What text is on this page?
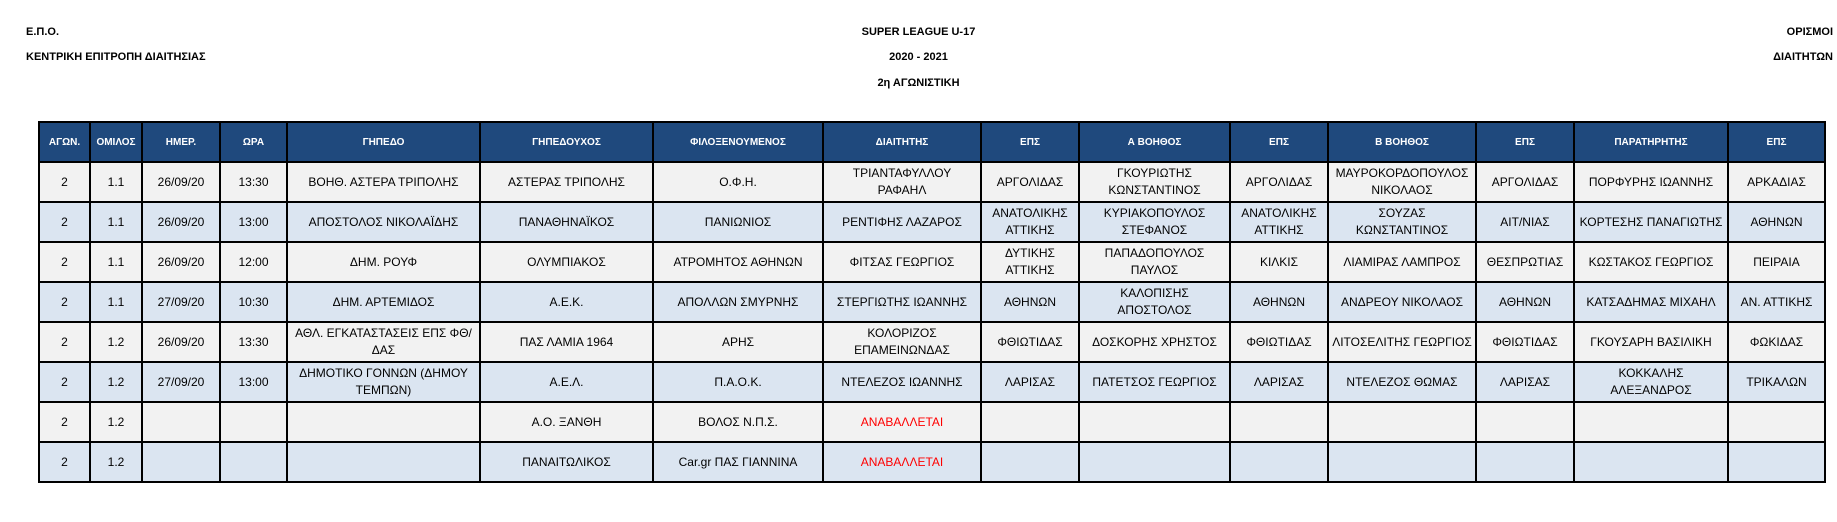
Ε.Π.Ο.
ΚΕΝΤΡΙΚΗ ΕΠΙΤΡΟΠΗ ΔΙΑΙΤΗΣΙΑΣ
SUPER LEAGUE U-17
2020 - 2021
2η ΑΓΩΝΙΣΤΙΚΗ
ΟΡΙΣΜΟΙ
ΔΙΑΙΤΗΤΩΝ
ΑΓΩΝ.	ΟΜΙΛΟΣ	ΗΜΕΡ.	ΩΡΑ	ΓΗΠΕΔΟ	ΓΗΠΕΔΟΥΧΟΣ	ΦΙΛΟΞΕΝΟΥΜΕΝΟΣ	ΔΙΑΙΤΗΤΗΣ	ΕΠΣ	Α ΒΟΗΘΟΣ	ΕΠΣ	Β ΒΟΗΘΟΣ	ΕΠΣ	ΠΑΡΑΤΗΡΗΤΗΣ	ΕΠΣ
2	1.1	26/09/20	13:30	ΒΟΗΘ. ΑΣΤΕΡΑ ΤΡΙΠΟΛΗΣ	ΑΣΤΕΡΑΣ ΤΡΙΠΟΛΗΣ	Ο.Φ.Η.	ΤΡΙΑΝΤΑΦΥΛΛΟΥ ΡΑΦΑΗΛ	ΑΡΓΟΛΙΔΑΣ	ΓΚΟΥΡΙΩΤΗΣ ΚΩΝΣΤΑΝΤΙΝΟΣ	ΑΡΓΟΛΙΔΑΣ	ΜΑΥΡΟΚΟΡΔΟΠΟΥΛΟΣ ΝΙΚΟΛΑΟΣ	ΑΡΓΟΛΙΔΑΣ	ΠΟΡΦΥΡΗΣ ΙΩΑΝΝΗΣ	ΑΡΚΑΔΙΑΣ
2	1.1	26/09/20	13:00	ΑΠΟΣΤΟΛΟΣ ΝΙΚΟΛΑΪΔΗΣ	ΠΑΝΑΘΗΝΑΪΚΟΣ	ΠΑΝΙΩΝΙΟΣ	ΡΕΝΤΙΦΗΣ ΛΑΖΑΡΟΣ	ΑΝΑΤΟΛΙΚΗΣ ΑΤΤΙΚΗΣ	ΚΥΡΙΑΚΟΠΟΥΛΟΣ ΣΤΕΦΑΝΟΣ	ΑΝΑΤΟΛΙΚΗΣ ΑΤΤΙΚΗΣ	ΣΟΥΖΑΣ ΚΩΝΣΤΑΝΤΙΝΟΣ	ΑΙΤ/ΝΙΑΣ	ΚΟΡΤΕΣΗΣ ΠΑΝΑΓΙΩΤΗΣ	ΑΘΗΝΩΝ
2	1.1	26/09/20	12:00	ΔΗΜ. ΡΟΥΦ	ΟΛΥΜΠΙΑΚΟΣ	ΑΤΡΟΜΗΤΟΣ ΑΘΗΝΩΝ	ΦΙΤΣΑΣ ΓΕΩΡΓΙΟΣ	ΔΥΤΙΚΗΣ ΑΤΤΙΚΗΣ	ΠΑΠΑΔΟΠΟΥΛΟΣ ΠΑΥΛΟΣ	ΚΙΛΚΙΣ	ΛΙΑΜΙΡΑΣ ΛΑΜΠΡΟΣ	ΘΕΣΠΡΩΤΙΑΣ	ΚΩΣΤΑΚΟΣ ΓΕΩΡΓΙΟΣ	ΠΕΙΡΑΙΑ
2	1.1	27/09/20	10:30	ΔΗΜ. ΑΡΤΕΜΙΔΟΣ	Α.Ε.Κ.	ΑΠΟΛΛΩΝ ΣΜΥΡΝΗΣ	ΣΤΕΡΓΙΩΤΗΣ ΙΩΑΝΝΗΣ	ΑΘΗΝΩΝ	ΚΑΛΟΠΙΣΗΣ ΑΠΟΣΤΟΛΟΣ	ΑΘΗΝΩΝ	ΑΝΔΡΕΟΥ ΝΙΚΟΛΑΟΣ	ΑΘΗΝΩΝ	ΚΑΤΣΑΔΗΜΑΣ ΜΙΧΑΗΛ	ΑΝ. ΑΤΤΙΚΗΣ
2	1.2	26/09/20	13:30	ΑΘΛ. ΕΓΚΑΤΑΣΤΑΣΕΙΣ ΕΠΣ ΦΘ/ΔΑΣ	ΠΑΣ ΛΑΜΙΑ 1964	ΑΡΗΣ	ΚΟΛΟΡΙΖΟΣ ΕΠΑΜΕΙΝΩΝΔΑΣ	ΦΘΙΩΤΙΔΑΣ	ΔΟΣΚΟΡΗΣ ΧΡΗΣΤΟΣ	ΦΘΙΩΤΙΔΑΣ	ΛΙΤΟΣΕΛΙΤΗΣ ΓΕΩΡΓΙΟΣ	ΦΘΙΩΤΙΔΑΣ	ΓΚΟΥΣΑΡΗ ΒΑΣΙΛΙΚΗ	ΦΩΚΙΔΑΣ
2	1.2	27/09/20	13:00	ΔΗΜΟΤΙΚΟ ΓΟΝΝΩΝ (ΔΗΜΟΥ ΤΕΜΠΩΝ)	Α.Ε.Λ.	Π.Α.Ο.Κ.	ΝΤΕΛΕΖΟΣ ΙΩΑΝΝΗΣ	ΛΑΡΙΣΑΣ	ΠΑΤΕΤΣΟΣ ΓΕΩΡΓΙΟΣ	ΛΑΡΙΣΑΣ	ΝΤΕΛΕΖΟΣ ΘΩΜΑΣ	ΛΑΡΙΣΑΣ	ΚΟΚΚΑΛΗΣ ΑΛΕΞΑΝΔΡΟΣ	ΤΡΙΚΑΛΩΝ
2	1.2				Α.Ο. ΞΑΝΘΗ	ΒΟΛΟΣ Ν.Π.Σ.	ΑΝΑΒΑΛΛΕΤΑΙ							
2	1.2				ΠΑΝΑΙΤΩΛΙΚΟΣ	Car.gr ΠΑΣ ΓΙΑΝΝΙΝΑ	ΑΝΑΒΑΛΛΕΤΑΙ							
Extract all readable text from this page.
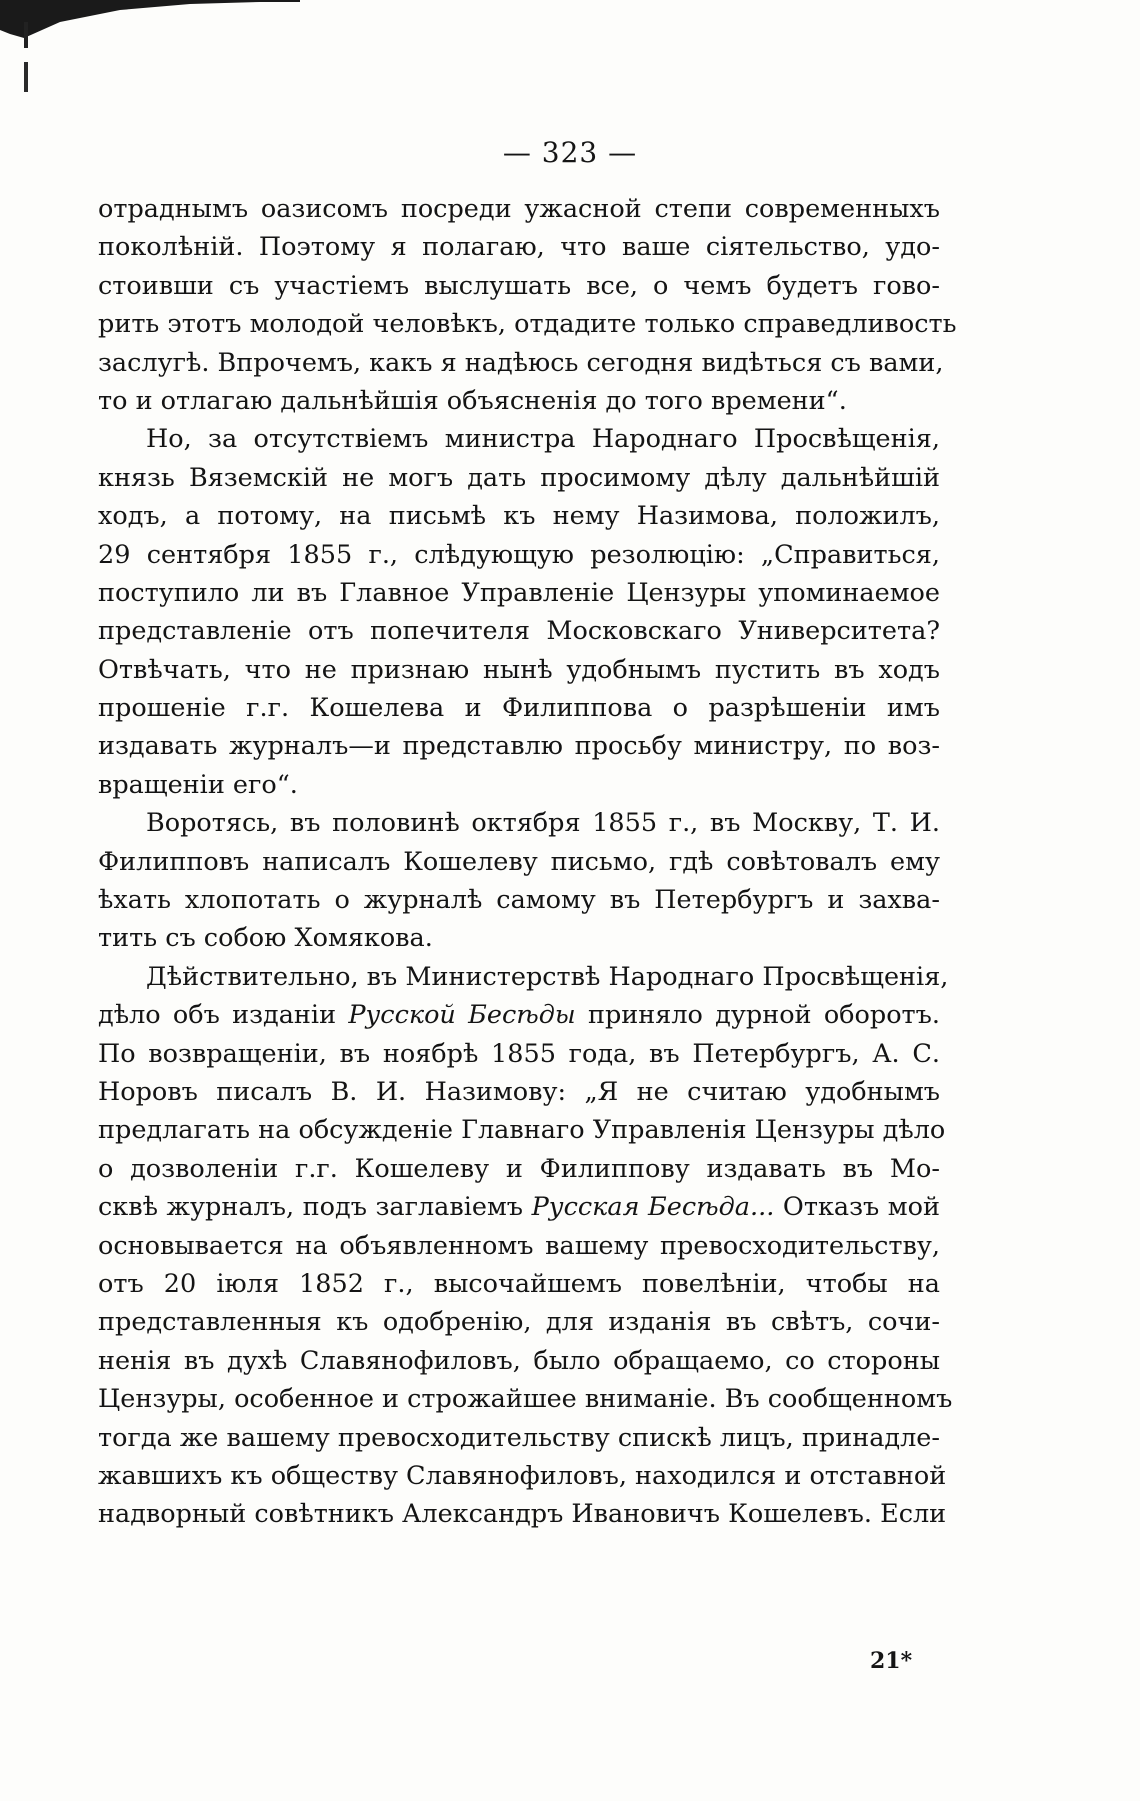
— 323 —
отраднымъ оазисомъ посреди ужасной степи современныхъ
поколѣній. Поэтому я полагаю, что ваше сіятельство, удо-
стоивши съ участіемъ выслушать все, о чемъ будетъ гово-
рить этотъ молодой человѣкъ, отдадите только справедливость
заслугѣ. Впрочемъ, какъ я надѣюсь сегодня видѣться съ вами,
то и отлагаю дальнѣйшія объясненія до того времени“.
Но, за отсутствіемъ министра Народнаго Просвѣщенія,
князь Вяземскій не могъ дать просимому дѣлу дальнѣйшій
ходъ, а потому, на письмѣ къ нему Назимова, положилъ,
29 сентября 1855 г., слѣдующую резолюцію: „Справиться,
поступило ли въ Главное Управленіе Цензуры упоминаемое
представленіе отъ попечителя Московскаго Университета?
Отвѣчать, что не признаю нынѣ удобнымъ пустить въ ходъ
прошеніе г.г. Кошелева и Филиппова о разрѣшеніи имъ
издавать журналъ—и представлю просьбу министру, по воз-
вращеніи его“.
Воротясь, въ половинѣ октября 1855 г., въ Москву, Т. И.
Филипповъ написалъ Кошелеву письмо, гдѣ совѣтовалъ ему
ѣхать хлопотать о журналѣ самому въ Петербургъ и захва-
тить съ собою Хомякова.
Дѣйствительно, въ Министерствѣ Народнаго Просвѣщенія,
дѣло объ изданіи Русской Бесѣды приняло дурной оборотъ.
По возвращеніи, въ ноябрѣ 1855 года, въ Петербургъ, А. С.
Норовъ писалъ В. И. Назимову: „Я не считаю удобнымъ
предлагать на обсужденіе Главнаго Управленія Цензуры дѣло
о дозволеніи г.г. Кошелеву и Филиппову издавать въ Мо-
сквѣ журналъ, подъ заглавіемъ Русская Бесѣда... Отказъ мой
основывается на объявленномъ вашему превосходительству,
отъ 20 іюля 1852 г., высочайшемъ повелѣніи, чтобы на
представленныя къ одобренію, для изданія въ свѣтъ, сочи-
ненія въ духѣ Славянофиловъ, было обращаемо, со стороны
Цензуры, особенное и строжайшее вниманіе. Въ сообщенномъ
тогда же вашему превосходительству спискѣ лицъ, принадле-
жавшихъ къ обществу Славянофиловъ, находился и отставной
надворный совѣтникъ Александръ Ивановичъ Кошелевъ. Если
21*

■ WHAT THE TASK ASKS
Track down the lines that include the word "Народнаго" and copy them.

■ CORRECT RESULT
Но, за отсутствіемъ министра Народнаго Просвѣщенія,
Дѣйствительно, въ Министерствѣ Народнаго Просвѣщенія,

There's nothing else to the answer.